→ **Problem details**: Where a line holds "приобретение", copy it.

-- begin --

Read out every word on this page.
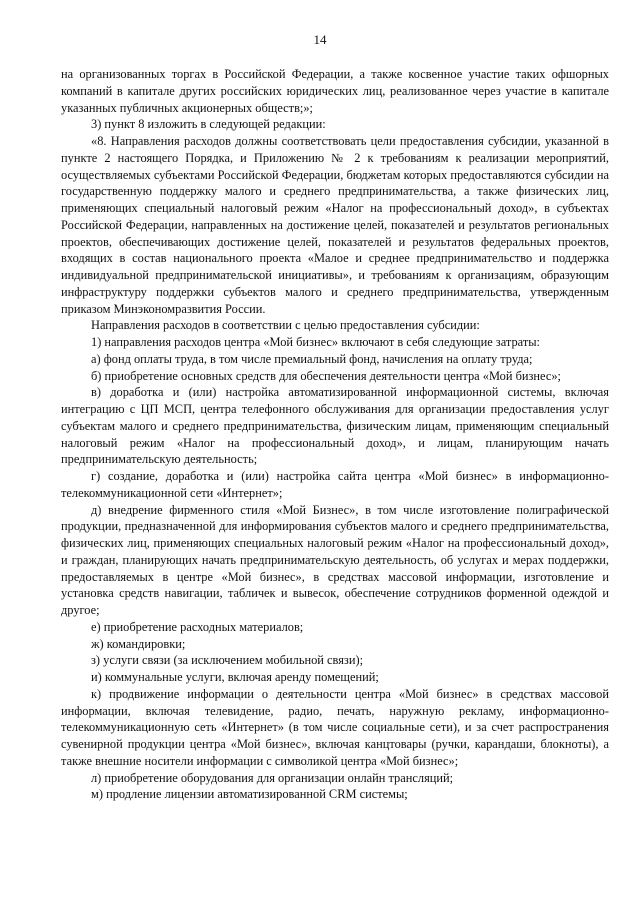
14

на организованных торгах в Российской Федерации, а также косвенное участие таких офшорных компаний в капитале других российских юридических лиц, реализованное через участие в капитале указанных публичных акционерных обществ;»;

3) пункт 8 изложить в следующей редакции:

«8. Направления расходов должны соответствовать цели предоставления субсидии, указанной в пункте 2 настоящего Порядка, и Приложению № 2 к требованиям к реализации мероприятий, осуществляемых субъектами Российской Федерации, бюджетам которых предоставляются субсидии на государственную поддержку малого и среднего предпринимательства, а также физических лиц, применяющих специальный налоговый режим «Налог на профессиональный доход», в субъектах Российской Федерации, направленных на достижение целей, показателей и результатов региональных проектов, обеспечивающих достижение целей, показателей и результатов федеральных проектов, входящих в состав национального проекта «Малое и среднее предпринимательство и поддержка индивидуальной предпринимательской инициативы», и требованиям к организациям, образующим инфраструктуру поддержки субъектов малого и среднего предпринимательства, утвержденным приказом Минэкономразвития России.

Направления расходов в соответствии с целью предоставления субсидии:

1) направления расходов центра «Мой бизнес» включают в себя следующие затраты:

а) фонд оплаты труда, в том числе премиальный фонд, начисления на оплату труда;

б) приобретение основных средств для обеспечения деятельности центра «Мой бизнес»;

в) доработка и (или) настройка автоматизированной информационной системы, включая интеграцию с ЦП МСП, центра телефонного обслуживания для организации предоставления услуг субъектам малого и среднего предпринимательства, физическим лицам, применяющим специальный налоговый режим «Налог на профессиональный доход», и лицам, планирующим начать предпринимательскую деятельность;

г) создание, доработка и (или) настройка сайта центра «Мой бизнес» в информационно-телекоммуникационной сети «Интернет»;

д) внедрение фирменного стиля «Мой Бизнес», в том числе изготовление полиграфической продукции, предназначенной для информирования субъектов малого и среднего предпринимательства, физических лиц, применяющих специальных налоговый режим «Налог на профессиональный доход», и граждан, планирующих начать предпринимательскую деятельность, об услугах и мерах поддержки, предоставляемых в центре «Мой бизнес», в средствах массовой информации, изготовление и установка средств навигации, табличек и вывесок, обеспечение сотрудников форменной одеждой и другое;

е) приобретение расходных материалов;

ж) командировки;

з) услуги связи (за исключением мобильной связи);

и) коммунальные услуги, включая аренду помещений;

к) продвижение информации о деятельности центра «Мой бизнес» в средствах массовой информации, включая телевидение, радио, печать, наружную рекламу, информационно-телекоммуникационную сеть «Интернет» (в том числе социальные сети), и за счет распространения сувенирной продукции центра «Мой бизнес», включая канцтовары (ручки, карандаши, блокноты), а также внешние носители информации с символикой центра «Мой бизнес»;

л) приобретение оборудования для организации онлайн трансляций;

м) продление лицензии автоматизированной CRM системы;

-- end --

→ **Expected answer**:
б) приобретение основных средств для обеспечения деятельности центра «Мой бизнес»;
е) приобретение расходных материалов;
л) приобретение оборудования для организации онлайн трансляций;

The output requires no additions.